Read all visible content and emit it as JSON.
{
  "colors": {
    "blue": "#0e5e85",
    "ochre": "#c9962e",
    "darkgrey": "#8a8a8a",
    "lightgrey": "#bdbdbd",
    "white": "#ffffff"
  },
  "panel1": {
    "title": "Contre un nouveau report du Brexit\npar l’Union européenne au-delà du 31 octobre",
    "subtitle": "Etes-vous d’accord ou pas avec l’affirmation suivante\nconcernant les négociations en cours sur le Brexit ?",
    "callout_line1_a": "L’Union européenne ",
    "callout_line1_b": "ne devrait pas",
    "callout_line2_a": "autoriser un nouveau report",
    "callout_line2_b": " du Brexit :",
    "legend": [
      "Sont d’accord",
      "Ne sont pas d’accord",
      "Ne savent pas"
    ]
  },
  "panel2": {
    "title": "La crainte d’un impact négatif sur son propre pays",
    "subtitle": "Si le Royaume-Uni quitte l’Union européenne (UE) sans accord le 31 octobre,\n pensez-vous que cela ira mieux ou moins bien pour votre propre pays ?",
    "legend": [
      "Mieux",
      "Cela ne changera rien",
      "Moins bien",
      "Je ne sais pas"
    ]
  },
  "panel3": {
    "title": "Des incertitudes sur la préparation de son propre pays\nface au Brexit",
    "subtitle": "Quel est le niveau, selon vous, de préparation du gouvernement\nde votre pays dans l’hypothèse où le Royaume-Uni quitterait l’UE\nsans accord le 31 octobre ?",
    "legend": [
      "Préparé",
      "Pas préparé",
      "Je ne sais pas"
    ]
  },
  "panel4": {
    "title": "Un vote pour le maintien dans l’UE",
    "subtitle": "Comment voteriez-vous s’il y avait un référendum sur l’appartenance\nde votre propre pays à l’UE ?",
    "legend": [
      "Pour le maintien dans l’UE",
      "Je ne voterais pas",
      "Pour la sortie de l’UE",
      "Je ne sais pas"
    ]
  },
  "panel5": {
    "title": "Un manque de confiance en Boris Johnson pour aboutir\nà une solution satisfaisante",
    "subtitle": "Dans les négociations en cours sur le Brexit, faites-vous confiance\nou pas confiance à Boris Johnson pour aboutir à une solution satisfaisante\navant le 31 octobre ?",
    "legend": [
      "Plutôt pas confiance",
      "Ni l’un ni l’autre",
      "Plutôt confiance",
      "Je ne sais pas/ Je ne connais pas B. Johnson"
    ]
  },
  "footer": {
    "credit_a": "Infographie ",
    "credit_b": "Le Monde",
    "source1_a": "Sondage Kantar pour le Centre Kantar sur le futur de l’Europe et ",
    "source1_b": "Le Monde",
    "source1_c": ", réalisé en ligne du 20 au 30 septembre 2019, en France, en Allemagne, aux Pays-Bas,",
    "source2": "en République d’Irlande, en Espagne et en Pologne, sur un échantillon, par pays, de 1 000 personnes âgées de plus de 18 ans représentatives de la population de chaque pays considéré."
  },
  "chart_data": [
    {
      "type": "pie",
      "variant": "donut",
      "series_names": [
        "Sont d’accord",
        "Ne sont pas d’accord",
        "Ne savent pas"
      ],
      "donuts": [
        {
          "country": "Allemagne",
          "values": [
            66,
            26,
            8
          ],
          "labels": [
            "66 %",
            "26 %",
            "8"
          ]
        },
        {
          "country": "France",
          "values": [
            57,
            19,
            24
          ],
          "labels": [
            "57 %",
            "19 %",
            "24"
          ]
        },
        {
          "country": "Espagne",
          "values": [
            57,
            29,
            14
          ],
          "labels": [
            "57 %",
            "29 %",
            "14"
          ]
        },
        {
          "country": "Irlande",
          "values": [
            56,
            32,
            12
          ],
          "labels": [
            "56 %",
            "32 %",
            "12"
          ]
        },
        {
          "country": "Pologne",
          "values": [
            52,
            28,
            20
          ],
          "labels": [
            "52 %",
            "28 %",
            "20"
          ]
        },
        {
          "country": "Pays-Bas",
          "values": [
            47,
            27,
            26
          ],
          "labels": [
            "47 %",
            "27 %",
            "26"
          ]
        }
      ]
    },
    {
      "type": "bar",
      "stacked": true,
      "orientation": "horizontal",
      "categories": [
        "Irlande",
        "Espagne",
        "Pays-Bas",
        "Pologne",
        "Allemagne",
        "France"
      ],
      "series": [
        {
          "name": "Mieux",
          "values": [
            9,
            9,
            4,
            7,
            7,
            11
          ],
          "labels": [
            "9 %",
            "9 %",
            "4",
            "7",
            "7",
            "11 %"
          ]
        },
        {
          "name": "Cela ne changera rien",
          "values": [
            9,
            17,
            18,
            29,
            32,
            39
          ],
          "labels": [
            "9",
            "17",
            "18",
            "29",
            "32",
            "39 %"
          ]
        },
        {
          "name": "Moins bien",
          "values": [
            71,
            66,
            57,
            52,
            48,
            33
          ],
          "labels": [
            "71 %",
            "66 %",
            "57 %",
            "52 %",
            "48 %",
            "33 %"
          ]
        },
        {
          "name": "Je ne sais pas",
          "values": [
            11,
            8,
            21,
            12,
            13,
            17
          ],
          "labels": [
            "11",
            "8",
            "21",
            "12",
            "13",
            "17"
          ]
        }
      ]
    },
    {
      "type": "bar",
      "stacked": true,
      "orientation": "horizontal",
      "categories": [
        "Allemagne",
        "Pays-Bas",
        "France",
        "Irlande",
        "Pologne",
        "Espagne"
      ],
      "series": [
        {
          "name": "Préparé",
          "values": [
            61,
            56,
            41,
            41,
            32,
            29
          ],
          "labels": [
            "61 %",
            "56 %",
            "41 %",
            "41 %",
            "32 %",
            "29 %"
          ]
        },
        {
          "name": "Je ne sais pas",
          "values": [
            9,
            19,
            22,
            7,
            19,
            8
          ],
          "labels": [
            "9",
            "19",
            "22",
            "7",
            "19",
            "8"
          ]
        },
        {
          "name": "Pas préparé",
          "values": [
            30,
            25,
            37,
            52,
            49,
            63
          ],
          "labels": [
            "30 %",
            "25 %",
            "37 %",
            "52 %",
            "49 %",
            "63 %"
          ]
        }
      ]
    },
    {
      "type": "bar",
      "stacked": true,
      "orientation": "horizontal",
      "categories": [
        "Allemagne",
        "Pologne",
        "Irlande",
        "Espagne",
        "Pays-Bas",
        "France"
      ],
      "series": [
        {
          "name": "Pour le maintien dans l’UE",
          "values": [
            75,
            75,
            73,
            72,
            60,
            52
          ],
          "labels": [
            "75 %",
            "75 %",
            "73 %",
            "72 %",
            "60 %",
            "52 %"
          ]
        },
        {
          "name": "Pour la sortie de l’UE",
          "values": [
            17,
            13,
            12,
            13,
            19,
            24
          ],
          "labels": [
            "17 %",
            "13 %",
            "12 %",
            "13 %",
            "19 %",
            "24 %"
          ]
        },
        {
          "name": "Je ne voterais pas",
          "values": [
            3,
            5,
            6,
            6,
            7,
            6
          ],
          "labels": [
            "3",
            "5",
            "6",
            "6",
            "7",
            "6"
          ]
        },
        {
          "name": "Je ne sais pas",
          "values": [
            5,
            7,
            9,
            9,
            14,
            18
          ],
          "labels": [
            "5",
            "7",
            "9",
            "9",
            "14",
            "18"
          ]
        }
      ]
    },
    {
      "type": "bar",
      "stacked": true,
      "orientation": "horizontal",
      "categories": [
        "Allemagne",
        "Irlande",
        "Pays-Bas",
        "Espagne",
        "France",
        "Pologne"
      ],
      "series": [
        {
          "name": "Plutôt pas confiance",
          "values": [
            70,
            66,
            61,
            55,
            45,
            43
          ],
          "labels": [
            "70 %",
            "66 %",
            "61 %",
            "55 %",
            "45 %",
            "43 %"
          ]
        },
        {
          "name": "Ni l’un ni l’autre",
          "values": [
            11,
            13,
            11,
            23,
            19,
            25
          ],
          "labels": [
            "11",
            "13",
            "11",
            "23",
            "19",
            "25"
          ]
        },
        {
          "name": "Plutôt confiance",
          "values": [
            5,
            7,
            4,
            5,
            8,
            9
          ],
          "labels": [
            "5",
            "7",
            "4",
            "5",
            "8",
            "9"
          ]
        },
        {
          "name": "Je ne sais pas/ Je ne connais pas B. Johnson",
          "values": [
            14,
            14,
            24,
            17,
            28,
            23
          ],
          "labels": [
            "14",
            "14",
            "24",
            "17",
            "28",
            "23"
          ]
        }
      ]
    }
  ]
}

■ **YOUR OBJECTIVE**: Search the lines above for the string "confiance" and copy each line that has it.

■ **PROBLEM SOLUTION**:
    "title": "Un manque de confiance en Boris Johnson pour aboutir\nà une solution satisfaisante",
    "subtitle": "Dans les négociations en cours sur le Brexit, faites-vous confiance\nou pas confiance à Boris Johnson pour aboutir à une solution satisfaisante\navant le 31 octobre ?",
      "Plutôt pas confiance",
      "Plutôt confiance",
          "name": "Plutôt pas confiance",
          "name": "Plutôt confiance",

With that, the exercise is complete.